## Work to complete:
Rewrite the listing below with every "y-tick-label" replaced by "y-axis-tick", leaving all other text unchanged and omitting the pictures.

====== Data lines ======

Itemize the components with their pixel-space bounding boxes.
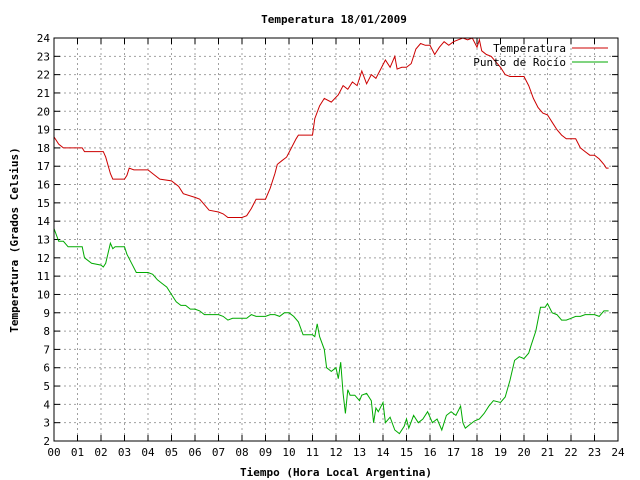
y-tick-label: 16: [37, 179, 50, 192]
x-tick-label: 18: [470, 446, 483, 459]
x-tick-label: 15: [400, 446, 413, 459]
y-tick-label: 23: [37, 50, 50, 63]
x-tick-label: 08: [235, 446, 248, 459]
y-tick-label: 19: [37, 124, 50, 137]
x-tick-label: 01: [71, 446, 84, 459]
chart-grid: [54, 38, 618, 441]
x-tick-label: 04: [141, 446, 155, 459]
chart-title: Temperatura 18/01/2009: [261, 13, 407, 26]
y-axis-label: Temperatura (Grados Celsius): [8, 147, 21, 332]
y-tick-label: 10: [37, 288, 50, 301]
x-tick-label: 00: [47, 446, 60, 459]
x-tick-label: 06: [188, 446, 201, 459]
x-tick-label: 10: [282, 446, 295, 459]
y-tick-label: 15: [37, 197, 50, 210]
x-tick-label: 13: [353, 446, 366, 459]
y-tick-label: 24: [37, 32, 51, 45]
x-tick-label: 05: [165, 446, 178, 459]
y-tick-label: 20: [37, 105, 50, 118]
x-tick-label: 16: [423, 446, 436, 459]
y-tick-label: 7: [43, 343, 50, 356]
y-tick-label: 22: [37, 69, 50, 82]
legend-label: Punto de Rocío: [473, 56, 566, 69]
x-tick-label: 19: [494, 446, 507, 459]
chart-series: [53, 37, 609, 435]
x-tick-label: 14: [376, 446, 390, 459]
y-tick-label: 8: [43, 325, 50, 338]
y-tick-label: 18: [37, 142, 50, 155]
y-tick-label: 2: [43, 435, 50, 448]
y-tick-label: 9: [43, 307, 50, 320]
x-tick-label: 17: [447, 446, 460, 459]
y-tick-label: 6: [43, 362, 50, 375]
x-axis-label: Tiempo (Hora Local Argentina): [240, 466, 432, 479]
x-tick-label: 20: [517, 446, 530, 459]
y-tick-label: 11: [37, 270, 50, 283]
x-tick-label: 21: [541, 446, 554, 459]
y-tick-label: 13: [37, 234, 50, 247]
punto-de-rocio-line: [53, 228, 609, 435]
x-tick-label: 03: [118, 446, 131, 459]
y-tick-label: 14: [37, 215, 51, 228]
y-tick-label: 12: [37, 252, 50, 265]
x-tick-label: 22: [564, 446, 577, 459]
legend-label: Temperatura: [493, 42, 566, 55]
y-tick-label: 4: [43, 398, 50, 411]
x-tick-label: 23: [588, 446, 601, 459]
x-tick-label: 24: [611, 446, 625, 459]
x-tick-label: 11: [306, 446, 319, 459]
y-tick-label: 21: [37, 87, 50, 100]
x-tick-labels: 00 01 02 03 04 05 06 07 08 09 10 11 12 13 14 15 16 17 18 19…: [47, 446, 625, 459]
x-tick-label: 07: [212, 446, 225, 459]
x-tick-label: 02: [94, 446, 107, 459]
plot-frame: [53, 37, 619, 442]
x-tick-label: 09: [259, 446, 272, 459]
x-tick-label: 12: [329, 446, 342, 459]
y-tick-label: 5: [43, 380, 50, 393]
y-tick-label: 3: [43, 417, 50, 430]
y-tick-label: 17: [37, 160, 50, 173]
temperatura-line: [53, 37, 609, 218]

======

## The completed task:
Itemize the components with their pixel-space bounding boxes.
y-axis-tick: 16: [37, 179, 50, 192]
x-tick-label: 18: [470, 446, 483, 459]
x-tick-label: 15: [400, 446, 413, 459]
y-axis-tick: 23: [37, 50, 50, 63]
x-tick-label: 08: [235, 446, 248, 459]
y-axis-tick: 19: [37, 124, 50, 137]
x-tick-label: 01: [71, 446, 84, 459]
chart-grid: [54, 38, 618, 441]
x-tick-label: 04: [141, 446, 155, 459]
chart-title: Temperatura 18/01/2009: [261, 13, 407, 26]
y-axis-label: Temperatura (Grados Celsius): [8, 147, 21, 332]
y-axis-tick: 10: [37, 288, 50, 301]
x-tick-label: 00: [47, 446, 60, 459]
x-tick-label: 06: [188, 446, 201, 459]
x-tick-label: 10: [282, 446, 295, 459]
y-axis-tick: 15: [37, 197, 50, 210]
x-tick-label: 13: [353, 446, 366, 459]
y-axis-tick: 24: [37, 32, 51, 45]
x-tick-label: 05: [165, 446, 178, 459]
y-axis-tick: 20: [37, 105, 50, 118]
x-tick-label: 16: [423, 446, 436, 459]
y-axis-tick: 7: [43, 343, 50, 356]
y-axis-tick: 22: [37, 69, 50, 82]
legend-label: Punto de Rocío: [473, 56, 566, 69]
x-tick-label: 19: [494, 446, 507, 459]
chart-series: [53, 37, 609, 435]
x-tick-label: 14: [376, 446, 390, 459]
y-axis-tick: 8: [43, 325, 50, 338]
y-axis-tick: 18: [37, 142, 50, 155]
y-axis-tick: 2: [43, 435, 50, 448]
y-axis-tick: 9: [43, 307, 50, 320]
x-tick-label: 17: [447, 446, 460, 459]
y-axis-tick: 6: [43, 362, 50, 375]
x-axis-label: Tiempo (Hora Local Argentina): [240, 466, 432, 479]
x-tick-label: 20: [517, 446, 530, 459]
y-axis-tick: 11: [37, 270, 50, 283]
x-tick-label: 21: [541, 446, 554, 459]
y-axis-tick: 13: [37, 234, 50, 247]
punto-de-rocio-line: [53, 228, 609, 435]
x-tick-label: 03: [118, 446, 131, 459]
y-axis-tick: 14: [37, 215, 51, 228]
y-axis-tick: 12: [37, 252, 50, 265]
x-tick-label: 22: [564, 446, 577, 459]
legend-label: Temperatura: [493, 42, 566, 55]
y-axis-tick: 4: [43, 398, 50, 411]
x-tick-label: 23: [588, 446, 601, 459]
x-tick-label: 24: [611, 446, 625, 459]
x-tick-label: 11: [306, 446, 319, 459]
y-axis-tick: 21: [37, 87, 50, 100]
x-tick-labels: 00 01 02 03 04 05 06 07 08 09 10 11 12 13 14 15 16 17 18 19…: [47, 446, 625, 459]
x-tick-label: 07: [212, 446, 225, 459]
x-tick-label: 02: [94, 446, 107, 459]
plot-frame: [53, 37, 619, 442]
x-tick-label: 09: [259, 446, 272, 459]
x-tick-label: 12: [329, 446, 342, 459]
y-axis-tick: 5: [43, 380, 50, 393]
y-axis-tick: 3: [43, 417, 50, 430]
y-axis-tick: 17: [37, 160, 50, 173]
temperatura-line: [53, 37, 609, 218]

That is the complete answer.